**Directions for this task:**
Restate all of the data exactly.

**Extracted entries:**
+ + + + + + +

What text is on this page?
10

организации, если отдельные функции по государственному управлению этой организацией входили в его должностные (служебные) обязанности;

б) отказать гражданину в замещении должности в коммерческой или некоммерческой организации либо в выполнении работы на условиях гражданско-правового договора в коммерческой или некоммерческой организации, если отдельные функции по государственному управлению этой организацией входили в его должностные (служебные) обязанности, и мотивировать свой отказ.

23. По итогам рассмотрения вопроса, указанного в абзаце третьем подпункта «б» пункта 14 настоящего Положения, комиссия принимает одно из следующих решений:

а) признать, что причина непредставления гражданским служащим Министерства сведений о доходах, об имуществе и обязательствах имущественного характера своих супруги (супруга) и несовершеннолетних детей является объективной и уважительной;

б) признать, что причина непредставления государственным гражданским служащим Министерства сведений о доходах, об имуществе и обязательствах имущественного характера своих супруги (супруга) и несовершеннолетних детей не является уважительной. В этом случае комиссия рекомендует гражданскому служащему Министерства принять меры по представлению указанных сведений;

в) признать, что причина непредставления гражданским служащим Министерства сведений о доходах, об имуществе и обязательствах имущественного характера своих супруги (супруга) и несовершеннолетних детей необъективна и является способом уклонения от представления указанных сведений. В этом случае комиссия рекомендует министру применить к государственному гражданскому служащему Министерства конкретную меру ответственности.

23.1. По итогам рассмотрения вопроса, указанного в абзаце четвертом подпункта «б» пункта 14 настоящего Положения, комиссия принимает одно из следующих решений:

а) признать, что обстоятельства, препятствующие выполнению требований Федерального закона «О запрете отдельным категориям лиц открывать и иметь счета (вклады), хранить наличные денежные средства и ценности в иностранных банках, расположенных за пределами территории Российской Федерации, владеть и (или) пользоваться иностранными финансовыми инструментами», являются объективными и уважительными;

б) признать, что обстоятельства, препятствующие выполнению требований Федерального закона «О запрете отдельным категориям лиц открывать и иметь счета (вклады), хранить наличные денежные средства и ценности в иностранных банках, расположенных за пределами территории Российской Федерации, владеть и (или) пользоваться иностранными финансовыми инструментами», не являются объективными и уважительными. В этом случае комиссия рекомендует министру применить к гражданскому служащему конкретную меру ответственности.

+ + + + + + +

**Solution to this exercise:**
What text is on this page?
10

организации, если отдельные функции по государственному управлению этой организацией входили в его должностные (служебные) обязанности;

б) отказать гражданину в замещении должности в коммерческой или некоммерческой организации либо в выполнении работы на условиях гражданско-правового договора в коммерческой или некоммерческой организации, если отдельные функции по государственному управлению этой организацией входили в его должностные (служебные) обязанности, и мотивировать свой отказ.

23. По итогам рассмотрения вопроса, указанного в абзаце третьем подпункта «б» пункта 14 настоящего Положения, комиссия принимает одно из следующих решений:

а) признать, что причина непредставления гражданским служащим Министерства сведений о доходах, об имуществе и обязательствах имущественного характера своих супруги (супруга) и несовершеннолетних детей является объективной и уважительной;

б) признать, что причина непредставления государственным гражданским служащим Министерства сведений о доходах, об имуществе и обязательствах имущественного характера своих супруги (супруга) и несовершеннолетних детей не является уважительной. В этом случае комиссия рекомендует гражданскому служащему Министерства принять меры по представлению указанных сведений;

в) признать, что причина непредставления гражданским служащим Министерства сведений о доходах, об имуществе и обязательствах имущественного характера своих супруги (супруга) и несовершеннолетних детей необъективна и является способом уклонения от представления указанных сведений. В этом случае комиссия рекомендует министру применить к государственному гражданскому служащему Министерства конкретную меру ответственности.

23.1. По итогам рассмотрения вопроса, указанного в абзаце четвертом подпункта «б» пункта 14 настоящего Положения, комиссия принимает одно из следующих решений:

а) признать, что обстоятельства, препятствующие выполнению требований Федерального закона «О запрете отдельным категориям лиц открывать и иметь счета (вклады), хранить наличные денежные средства и ценности в иностранных банках, расположенных за пределами территории Российской Федерации, владеть и (или) пользоваться иностранными финансовыми инструментами», являются объективными и уважительными;

б) признать, что обстоятельства, препятствующие выполнению требований Федерального закона «О запрете отдельным категориям лиц открывать и иметь счета (вклады), хранить наличные денежные средства и ценности в иностранных банках, расположенных за пределами территории Российской Федерации, владеть и (или) пользоваться иностранными финансовыми инструментами», не являются объективными и уважительными. В этом случае комиссия рекомендует министру применить к гражданскому служащему конкретную меру ответственности.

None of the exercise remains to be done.